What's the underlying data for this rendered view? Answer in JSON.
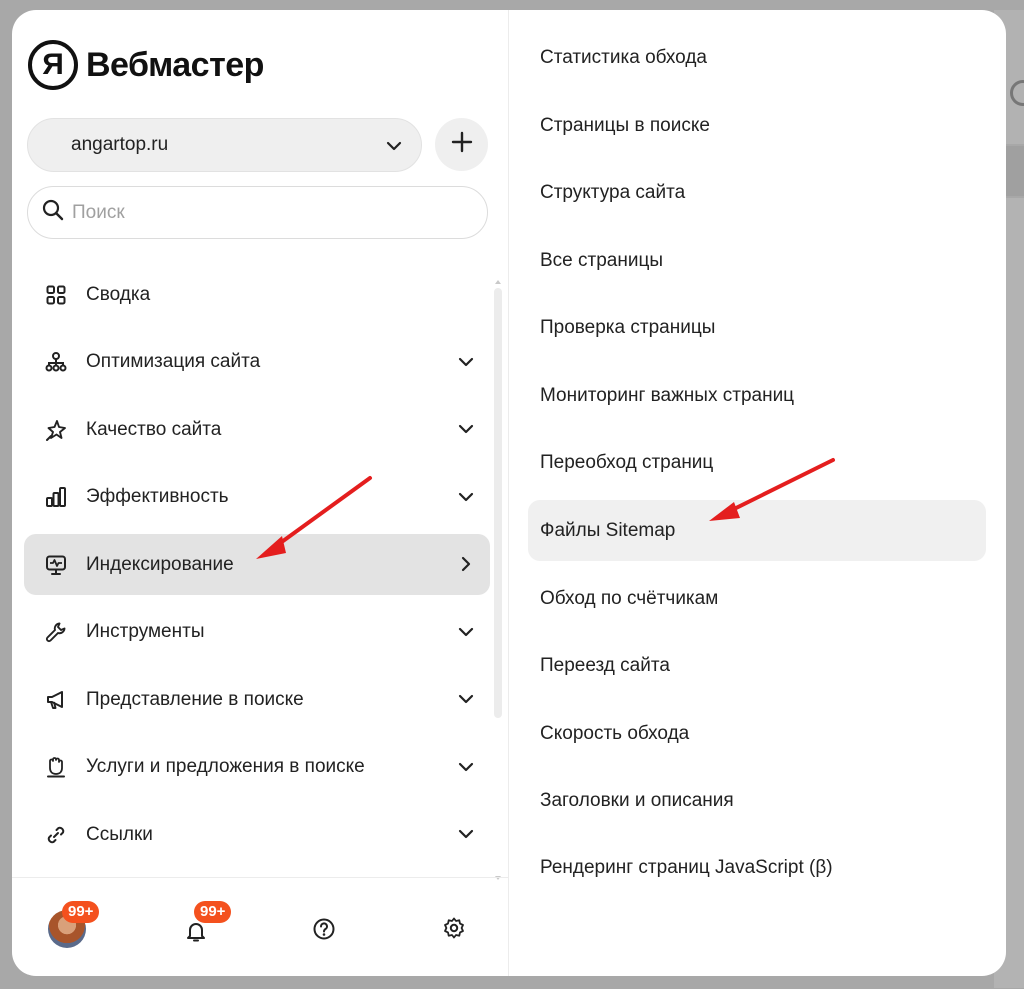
{
  "logo": {
    "mark": "Я",
    "text": "Вебмастер"
  },
  "site_selector": {
    "value": "angartop.ru"
  },
  "search": {
    "placeholder": "Поиск"
  },
  "nav": {
    "items": [
      {
        "label": "Сводка",
        "icon": "grid-icon",
        "has_chevron": false
      },
      {
        "label": "Оптимизация сайта",
        "icon": "sitemap-icon",
        "has_chevron": true
      },
      {
        "label": "Качество сайта",
        "icon": "sparkle-star-icon",
        "has_chevron": true
      },
      {
        "label": "Эффективность",
        "icon": "bar-chart-icon",
        "has_chevron": true
      },
      {
        "label": "Индексирование",
        "icon": "monitor-pulse-icon",
        "has_chevron": true,
        "active": true
      },
      {
        "label": "Инструменты",
        "icon": "wrench-icon",
        "has_chevron": true
      },
      {
        "label": "Представление в поиске",
        "icon": "megaphone-icon",
        "has_chevron": true
      },
      {
        "label": "Услуги и предложения в поиске",
        "icon": "hand-icon",
        "has_chevron": true
      },
      {
        "label": "Ссылки",
        "icon": "link-icon",
        "has_chevron": true
      }
    ]
  },
  "footer": {
    "profile_badge": "99+",
    "notifications_badge": "99+"
  },
  "submenu": {
    "items": [
      {
        "label": "Статистика обхода"
      },
      {
        "label": "Страницы в поиске"
      },
      {
        "label": "Структура сайта"
      },
      {
        "label": "Все страницы"
      },
      {
        "label": "Проверка страницы"
      },
      {
        "label": "Мониторинг важных страниц"
      },
      {
        "label": "Переобход страниц"
      },
      {
        "label": "Файлы Sitemap",
        "active": true
      },
      {
        "label": "Обход по счётчикам"
      },
      {
        "label": "Переезд сайта"
      },
      {
        "label": "Скорость обхода"
      },
      {
        "label": "Заголовки и описания"
      },
      {
        "label": "Рендеринг страниц JavaScript (β)"
      }
    ]
  },
  "colors": {
    "accent_badge": "#f4511e",
    "annotation_arrow": "#e41e1e",
    "active_item_bg": "#e3e3e3"
  }
}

What you need to do: Copy each line of the listing that includes "icon".

Solution to the problem:
        "icon": "grid-icon",
        "icon": "sitemap-icon",
        "icon": "sparkle-star-icon",
        "icon": "bar-chart-icon",
        "icon": "monitor-pulse-icon",
        "icon": "wrench-icon",
        "icon": "megaphone-icon",
        "icon": "hand-icon",
        "icon": "link-icon",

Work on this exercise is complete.